* _PROBLEM REQUIREMENTS_:
Without the pictures, return all of the material exactly as written.

Recorded data:
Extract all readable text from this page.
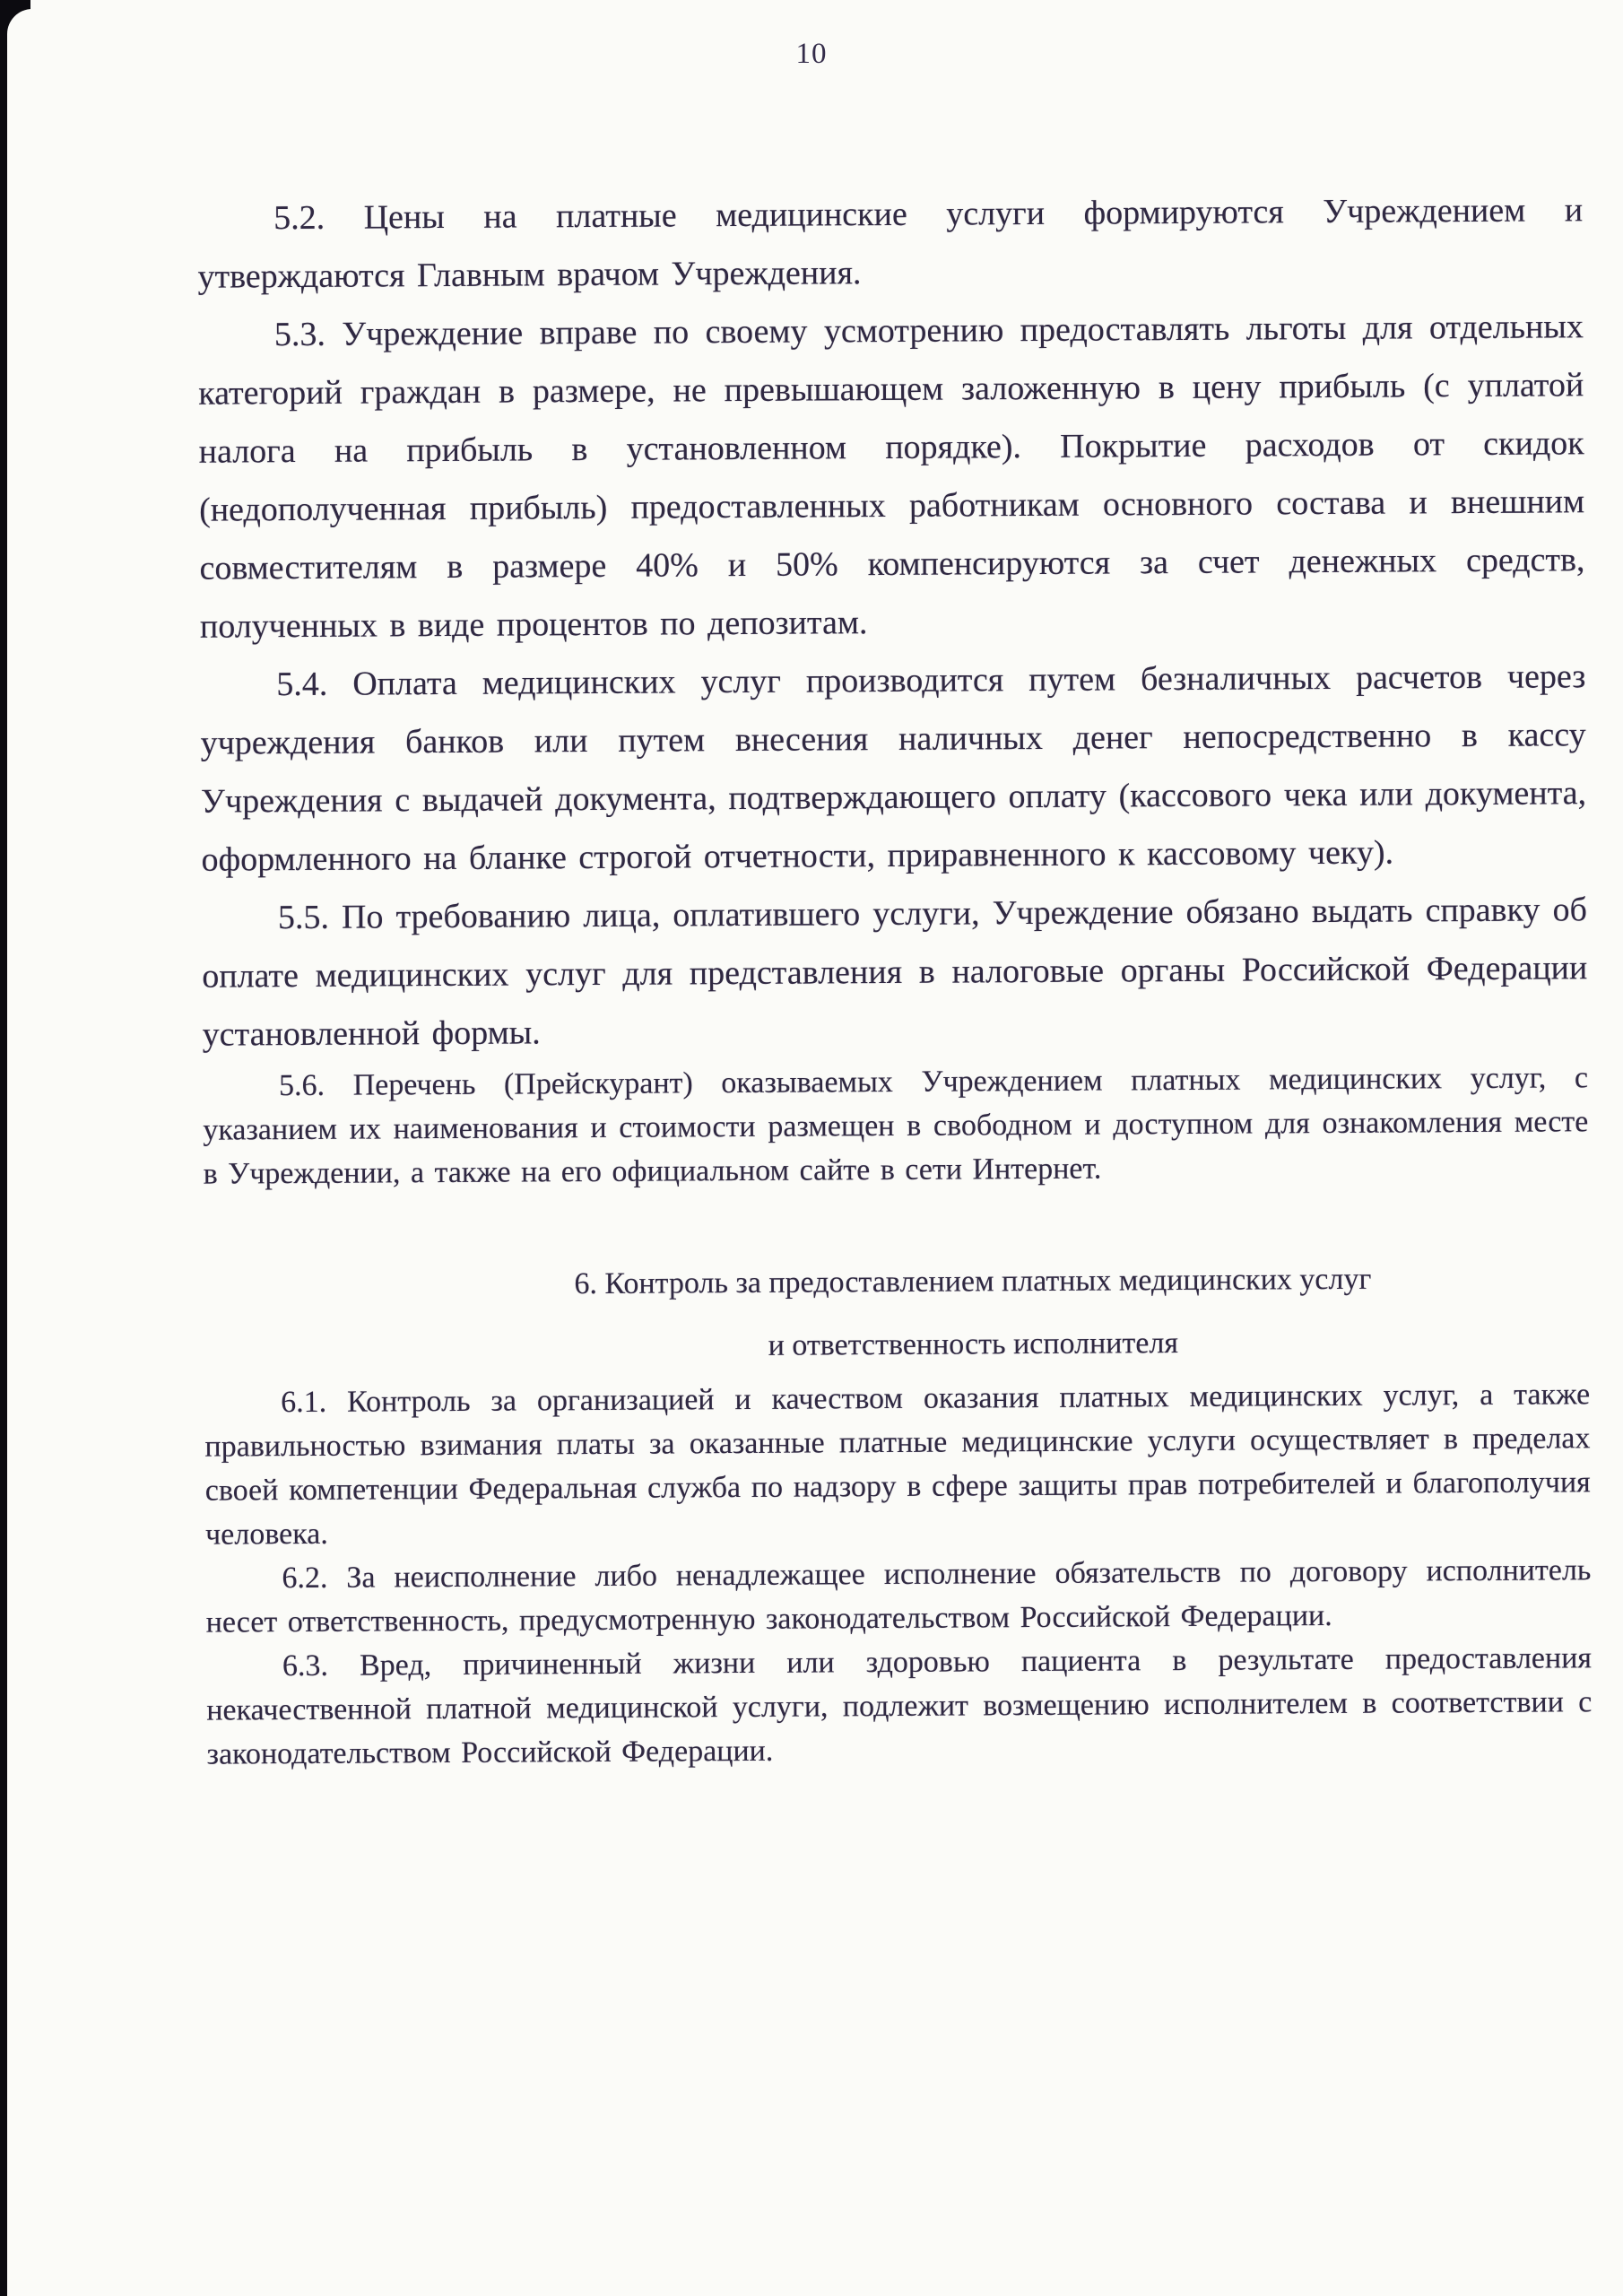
10

5.2. Цены на платные медицинские услуги формируются Учреждением и утверждаются Главным врачом Учреждения.

5.3. Учреждение вправе по своему усмотрению предоставлять льготы для отдельных категорий граждан в размере, не превышающем заложенную в цену прибыль (с уплатой налога на прибыль в установленном порядке). Покрытие расходов от скидок (недополученная прибыль) предоставленных работникам основного состава и внешним совместителям в размере 40% и 50% компенсируются за счет денежных средств, полученных в виде процентов по депозитам.

5.4. Оплата медицинских услуг производится путем безналичных расчетов через учреждения банков или путем внесения наличных денег непосредственно в кассу Учреждения с выдачей документа, подтверждающего оплату (кассового чека или документа, оформленного на бланке строгой отчетности, приравненного к кассовому чеку).

5.5. По требованию лица, оплатившего услуги, Учреждение обязано выдать справку об оплате медицинских услуг для представления в налоговые органы Российской Федерации установленной формы.

5.6. Перечень (Прейскурант) оказываемых Учреждением платных медицинских услуг, с указанием их наименования и стоимости размещен в свободном и доступном для ознакомления месте в Учреждении, а также на его официальном сайте в сети Интернет.

6. Контроль за предоставлением платных медицинских услуг
и ответственность исполнителя

6.1. Контроль за организацией и качеством оказания платных медицинских услуг, а также правильностью взимания платы за оказанные платные медицинские услуги осуществляет в пределах своей компетенции Федеральная служба по надзору в сфере защиты прав потребителей и благополучия человека.

6.2. За неисполнение либо ненадлежащее исполнение обязательств по договору исполнитель несет ответственность, предусмотренную законодательством Российской Федерации.

6.3. Вред, причиненный жизни или здоровью пациента в результате предоставления некачественной платной медицинской услуги, подлежит возмещению исполнителем в соответствии с законодательством Российской Федерации.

* _SOLUTION BELOW_:
Extract all readable text from this page.
10

5.2. Цены на платные медицинские услуги формируются Учреждением и утверждаются Главным врачом Учреждения.

5.3. Учреждение вправе по своему усмотрению предоставлять льготы для отдельных категорий граждан в размере, не превышающем заложенную в цену прибыль (с уплатой налога на прибыль в установленном порядке). Покрытие расходов от скидок (недополученная прибыль) предоставленных работникам основного состава и внешним совместителям в размере 40% и 50% компенсируются за счет денежных средств, полученных в виде процентов по депозитам.

5.4. Оплата медицинских услуг производится путем безналичных расчетов через учреждения банков или путем внесения наличных денег непосредственно в кассу Учреждения с выдачей документа, подтверждающего оплату (кассового чека или документа, оформленного на бланке строгой отчетности, приравненного к кассовому чеку).

5.5. По требованию лица, оплатившего услуги, Учреждение обязано выдать справку об оплате медицинских услуг для представления в налоговые органы Российской Федерации установленной формы.

5.6. Перечень (Прейскурант) оказываемых Учреждением платных медицинских услуг, с указанием их наименования и стоимости размещен в свободном и доступном для ознакомления месте в Учреждении, а также на его официальном сайте в сети Интернет.

6. Контроль за предоставлением платных медицинских услуг
и ответственность исполнителя

6.1. Контроль за организацией и качеством оказания платных медицинских услуг, а также правильностью взимания платы за оказанные платные медицинские услуги осуществляет в пределах своей компетенции Федеральная служба по надзору в сфере защиты прав потребителей и благополучия человека.

6.2. За неисполнение либо ненадлежащее исполнение обязательств по договору исполнитель несет ответственность, предусмотренную законодательством Российской Федерации.

6.3. Вред, причиненный жизни или здоровью пациента в результате предоставления некачественной платной медицинской услуги, подлежит возмещению исполнителем в соответствии с законодательством Российской Федерации.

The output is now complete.